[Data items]

○ ○ ○ ○ ○ ○ ○

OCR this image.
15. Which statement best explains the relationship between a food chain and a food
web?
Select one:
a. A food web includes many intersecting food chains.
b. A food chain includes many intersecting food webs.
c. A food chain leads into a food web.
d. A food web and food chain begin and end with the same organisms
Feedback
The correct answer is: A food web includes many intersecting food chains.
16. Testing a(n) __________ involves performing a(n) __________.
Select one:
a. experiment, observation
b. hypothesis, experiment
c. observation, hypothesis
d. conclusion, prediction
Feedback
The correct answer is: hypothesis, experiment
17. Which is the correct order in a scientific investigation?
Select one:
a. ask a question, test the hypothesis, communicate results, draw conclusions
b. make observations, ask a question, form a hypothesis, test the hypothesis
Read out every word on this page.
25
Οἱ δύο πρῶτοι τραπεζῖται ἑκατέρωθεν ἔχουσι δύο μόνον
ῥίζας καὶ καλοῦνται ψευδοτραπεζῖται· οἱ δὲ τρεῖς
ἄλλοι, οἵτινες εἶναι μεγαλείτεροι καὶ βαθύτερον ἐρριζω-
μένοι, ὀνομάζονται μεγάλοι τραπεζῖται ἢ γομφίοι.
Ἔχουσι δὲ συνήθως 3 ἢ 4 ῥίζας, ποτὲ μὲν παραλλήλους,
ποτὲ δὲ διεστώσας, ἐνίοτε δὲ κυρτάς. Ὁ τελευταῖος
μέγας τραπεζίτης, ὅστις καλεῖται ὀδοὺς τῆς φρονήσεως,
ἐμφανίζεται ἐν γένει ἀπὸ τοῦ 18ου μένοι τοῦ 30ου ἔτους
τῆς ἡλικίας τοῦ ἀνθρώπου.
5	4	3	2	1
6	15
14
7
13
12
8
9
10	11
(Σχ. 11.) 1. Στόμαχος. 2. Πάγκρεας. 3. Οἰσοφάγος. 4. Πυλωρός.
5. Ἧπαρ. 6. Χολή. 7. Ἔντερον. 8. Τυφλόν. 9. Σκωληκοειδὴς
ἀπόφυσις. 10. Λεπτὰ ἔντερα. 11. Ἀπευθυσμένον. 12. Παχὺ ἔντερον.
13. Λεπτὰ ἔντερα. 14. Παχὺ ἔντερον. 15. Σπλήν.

○ ○ ○ ○ ○ ○ ○

* _Brief_: Extract each line from the listing that holds the word "ποτὲ".

* _The response_:
Ἔχουσι δὲ συνήθως 3 ἢ 4 ῥίζας, ποτὲ μὲν παραλλήλους,
ποτὲ δὲ διεστώσας, ἐνίοτε δὲ κυρτάς. Ὁ τελευταῖος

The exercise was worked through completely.